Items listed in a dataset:
────

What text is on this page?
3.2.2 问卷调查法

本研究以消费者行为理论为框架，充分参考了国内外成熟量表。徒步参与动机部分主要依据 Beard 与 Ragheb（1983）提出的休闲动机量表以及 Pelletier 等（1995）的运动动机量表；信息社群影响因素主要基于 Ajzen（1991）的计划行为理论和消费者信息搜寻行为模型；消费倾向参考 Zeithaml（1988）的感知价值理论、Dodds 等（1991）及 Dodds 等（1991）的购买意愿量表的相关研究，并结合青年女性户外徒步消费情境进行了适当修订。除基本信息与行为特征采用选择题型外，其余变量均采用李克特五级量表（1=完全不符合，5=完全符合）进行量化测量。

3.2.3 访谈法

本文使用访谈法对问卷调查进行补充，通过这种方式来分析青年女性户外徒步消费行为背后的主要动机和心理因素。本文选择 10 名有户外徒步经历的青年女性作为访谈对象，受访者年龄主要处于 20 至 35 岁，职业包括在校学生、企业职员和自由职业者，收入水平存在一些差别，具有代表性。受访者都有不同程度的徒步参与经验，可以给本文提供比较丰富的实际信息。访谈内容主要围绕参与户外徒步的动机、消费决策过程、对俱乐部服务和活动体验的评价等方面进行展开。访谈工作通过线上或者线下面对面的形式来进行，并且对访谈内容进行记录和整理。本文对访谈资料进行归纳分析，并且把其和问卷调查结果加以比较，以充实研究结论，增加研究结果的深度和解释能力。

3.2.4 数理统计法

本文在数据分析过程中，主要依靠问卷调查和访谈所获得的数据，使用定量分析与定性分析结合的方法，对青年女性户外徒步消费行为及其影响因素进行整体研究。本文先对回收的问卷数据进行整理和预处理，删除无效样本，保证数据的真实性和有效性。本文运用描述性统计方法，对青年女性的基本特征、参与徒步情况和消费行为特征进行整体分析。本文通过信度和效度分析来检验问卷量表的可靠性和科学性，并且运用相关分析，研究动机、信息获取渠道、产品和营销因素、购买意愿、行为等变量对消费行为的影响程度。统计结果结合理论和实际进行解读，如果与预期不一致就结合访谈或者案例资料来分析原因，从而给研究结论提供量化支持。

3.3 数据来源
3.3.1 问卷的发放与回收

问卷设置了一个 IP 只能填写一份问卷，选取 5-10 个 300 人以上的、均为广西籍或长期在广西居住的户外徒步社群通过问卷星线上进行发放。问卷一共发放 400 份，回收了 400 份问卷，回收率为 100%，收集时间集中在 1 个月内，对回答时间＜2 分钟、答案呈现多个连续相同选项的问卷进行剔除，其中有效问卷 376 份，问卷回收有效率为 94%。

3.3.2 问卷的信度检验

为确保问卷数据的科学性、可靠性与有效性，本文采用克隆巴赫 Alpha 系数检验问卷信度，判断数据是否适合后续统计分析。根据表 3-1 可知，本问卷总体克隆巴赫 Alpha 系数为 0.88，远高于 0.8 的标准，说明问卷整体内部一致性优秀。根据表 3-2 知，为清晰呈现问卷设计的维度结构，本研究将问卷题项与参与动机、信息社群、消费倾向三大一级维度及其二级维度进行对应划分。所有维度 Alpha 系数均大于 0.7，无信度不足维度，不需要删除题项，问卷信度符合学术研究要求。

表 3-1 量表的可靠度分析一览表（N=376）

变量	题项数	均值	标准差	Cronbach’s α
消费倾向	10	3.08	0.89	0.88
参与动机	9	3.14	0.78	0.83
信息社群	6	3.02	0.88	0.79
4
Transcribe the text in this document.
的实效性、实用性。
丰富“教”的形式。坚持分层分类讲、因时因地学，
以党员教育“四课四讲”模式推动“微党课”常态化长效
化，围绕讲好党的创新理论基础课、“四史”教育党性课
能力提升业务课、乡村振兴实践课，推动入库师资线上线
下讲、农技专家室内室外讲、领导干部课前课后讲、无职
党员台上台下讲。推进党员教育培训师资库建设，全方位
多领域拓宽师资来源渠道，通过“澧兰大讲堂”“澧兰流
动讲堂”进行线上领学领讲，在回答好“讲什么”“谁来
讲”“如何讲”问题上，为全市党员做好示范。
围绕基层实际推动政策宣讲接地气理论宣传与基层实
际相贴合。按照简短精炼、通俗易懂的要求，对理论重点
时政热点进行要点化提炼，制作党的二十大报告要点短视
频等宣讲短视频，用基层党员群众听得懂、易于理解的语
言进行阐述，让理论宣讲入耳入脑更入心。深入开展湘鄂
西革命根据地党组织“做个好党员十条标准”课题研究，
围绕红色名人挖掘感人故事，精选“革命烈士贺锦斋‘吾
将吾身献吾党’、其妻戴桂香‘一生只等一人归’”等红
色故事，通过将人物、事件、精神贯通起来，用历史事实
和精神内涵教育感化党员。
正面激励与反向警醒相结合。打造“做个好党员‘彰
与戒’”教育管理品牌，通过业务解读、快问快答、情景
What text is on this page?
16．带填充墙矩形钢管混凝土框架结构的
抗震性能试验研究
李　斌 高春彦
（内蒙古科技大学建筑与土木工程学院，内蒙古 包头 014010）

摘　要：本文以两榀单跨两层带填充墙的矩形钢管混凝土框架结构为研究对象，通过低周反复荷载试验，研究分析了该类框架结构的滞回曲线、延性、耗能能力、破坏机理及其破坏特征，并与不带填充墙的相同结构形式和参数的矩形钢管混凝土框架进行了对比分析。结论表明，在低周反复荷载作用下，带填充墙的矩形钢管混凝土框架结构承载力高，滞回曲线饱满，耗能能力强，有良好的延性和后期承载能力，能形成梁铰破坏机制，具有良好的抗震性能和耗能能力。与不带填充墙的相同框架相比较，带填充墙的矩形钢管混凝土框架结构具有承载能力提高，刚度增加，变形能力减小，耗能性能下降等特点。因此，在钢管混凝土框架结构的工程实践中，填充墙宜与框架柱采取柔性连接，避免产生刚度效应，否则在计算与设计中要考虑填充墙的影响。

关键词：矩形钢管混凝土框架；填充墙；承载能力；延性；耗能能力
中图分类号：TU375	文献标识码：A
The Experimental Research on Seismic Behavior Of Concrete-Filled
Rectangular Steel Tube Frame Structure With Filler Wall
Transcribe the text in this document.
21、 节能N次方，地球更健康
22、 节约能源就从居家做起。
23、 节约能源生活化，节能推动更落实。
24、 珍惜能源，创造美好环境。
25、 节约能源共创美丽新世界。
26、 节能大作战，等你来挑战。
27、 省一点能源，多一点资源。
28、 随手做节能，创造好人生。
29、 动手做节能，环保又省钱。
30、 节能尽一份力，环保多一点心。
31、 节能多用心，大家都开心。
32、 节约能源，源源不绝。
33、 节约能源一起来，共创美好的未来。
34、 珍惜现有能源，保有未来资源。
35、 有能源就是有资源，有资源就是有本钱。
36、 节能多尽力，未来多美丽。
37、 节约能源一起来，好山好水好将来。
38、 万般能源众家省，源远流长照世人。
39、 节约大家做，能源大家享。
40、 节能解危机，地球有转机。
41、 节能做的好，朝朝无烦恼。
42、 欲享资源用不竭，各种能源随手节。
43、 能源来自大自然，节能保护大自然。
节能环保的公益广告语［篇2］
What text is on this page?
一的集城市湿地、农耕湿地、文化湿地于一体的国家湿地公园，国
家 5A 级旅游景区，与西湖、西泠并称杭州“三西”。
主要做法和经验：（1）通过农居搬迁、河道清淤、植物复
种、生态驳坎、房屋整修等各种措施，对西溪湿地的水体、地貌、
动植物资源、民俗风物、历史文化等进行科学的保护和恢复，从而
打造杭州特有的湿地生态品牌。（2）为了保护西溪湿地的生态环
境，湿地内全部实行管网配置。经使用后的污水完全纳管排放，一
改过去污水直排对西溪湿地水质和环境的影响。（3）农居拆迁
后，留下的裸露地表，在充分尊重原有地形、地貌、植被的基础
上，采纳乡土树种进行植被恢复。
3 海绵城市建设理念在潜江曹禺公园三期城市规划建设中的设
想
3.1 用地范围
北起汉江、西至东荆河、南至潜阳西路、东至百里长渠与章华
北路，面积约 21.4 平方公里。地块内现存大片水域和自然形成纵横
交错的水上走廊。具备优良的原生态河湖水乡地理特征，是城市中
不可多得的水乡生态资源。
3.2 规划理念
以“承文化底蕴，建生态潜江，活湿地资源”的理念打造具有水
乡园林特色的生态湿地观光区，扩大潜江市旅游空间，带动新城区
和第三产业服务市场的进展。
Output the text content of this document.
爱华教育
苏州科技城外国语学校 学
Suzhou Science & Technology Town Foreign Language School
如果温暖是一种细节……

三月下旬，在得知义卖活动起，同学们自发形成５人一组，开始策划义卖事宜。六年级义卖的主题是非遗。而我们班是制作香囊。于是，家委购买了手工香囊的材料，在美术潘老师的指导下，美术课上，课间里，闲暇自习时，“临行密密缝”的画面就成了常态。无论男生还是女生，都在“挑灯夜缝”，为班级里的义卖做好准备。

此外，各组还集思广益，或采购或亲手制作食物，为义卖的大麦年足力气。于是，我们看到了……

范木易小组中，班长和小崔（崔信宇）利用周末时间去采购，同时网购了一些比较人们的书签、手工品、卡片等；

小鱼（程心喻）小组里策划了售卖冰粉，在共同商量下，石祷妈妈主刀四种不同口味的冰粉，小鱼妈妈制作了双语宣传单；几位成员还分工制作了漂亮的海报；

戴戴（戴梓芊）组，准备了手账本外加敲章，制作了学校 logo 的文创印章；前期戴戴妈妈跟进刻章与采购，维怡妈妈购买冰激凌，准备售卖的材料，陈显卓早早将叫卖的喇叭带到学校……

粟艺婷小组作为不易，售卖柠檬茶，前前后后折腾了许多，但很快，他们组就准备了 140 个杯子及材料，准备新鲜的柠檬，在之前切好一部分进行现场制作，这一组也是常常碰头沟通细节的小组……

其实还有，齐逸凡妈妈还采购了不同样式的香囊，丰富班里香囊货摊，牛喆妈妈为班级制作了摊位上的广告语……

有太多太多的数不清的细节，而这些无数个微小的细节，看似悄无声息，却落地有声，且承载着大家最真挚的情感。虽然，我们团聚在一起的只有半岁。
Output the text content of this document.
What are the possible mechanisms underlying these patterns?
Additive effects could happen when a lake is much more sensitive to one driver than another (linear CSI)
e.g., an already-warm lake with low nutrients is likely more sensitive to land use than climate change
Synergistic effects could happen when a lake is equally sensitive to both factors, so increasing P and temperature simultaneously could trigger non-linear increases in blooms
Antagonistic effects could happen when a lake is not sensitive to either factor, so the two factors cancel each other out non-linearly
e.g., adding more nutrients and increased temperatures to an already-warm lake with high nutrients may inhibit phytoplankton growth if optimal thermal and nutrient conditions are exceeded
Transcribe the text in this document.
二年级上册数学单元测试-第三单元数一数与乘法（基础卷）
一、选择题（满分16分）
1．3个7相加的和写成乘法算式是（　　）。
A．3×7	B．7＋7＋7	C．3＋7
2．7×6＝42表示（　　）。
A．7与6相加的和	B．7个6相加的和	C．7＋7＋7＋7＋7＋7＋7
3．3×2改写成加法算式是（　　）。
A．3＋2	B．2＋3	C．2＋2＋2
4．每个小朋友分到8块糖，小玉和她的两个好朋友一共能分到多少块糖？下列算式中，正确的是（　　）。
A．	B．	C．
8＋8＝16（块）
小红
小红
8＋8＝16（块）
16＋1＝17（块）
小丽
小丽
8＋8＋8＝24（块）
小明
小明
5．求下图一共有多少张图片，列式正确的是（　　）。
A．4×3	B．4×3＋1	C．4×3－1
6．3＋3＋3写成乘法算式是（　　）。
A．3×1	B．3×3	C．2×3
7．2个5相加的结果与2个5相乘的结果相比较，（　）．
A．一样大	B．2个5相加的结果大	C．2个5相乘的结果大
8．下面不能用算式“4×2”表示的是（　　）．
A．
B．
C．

────

### REQUIRED TASK
Filter the listing for the word "warm" and copy every line that holds it.

### SOLUTION FOR THIS TASK
e.g., an already-warm lake with low nutrients is likely more sensitive to land use than climate change
e.g., adding more nutrients and increased temperatures to an already-warm lake with high nutrients may inhibit phytoplankton growth if optimal thermal and nutrient conditions are exceeded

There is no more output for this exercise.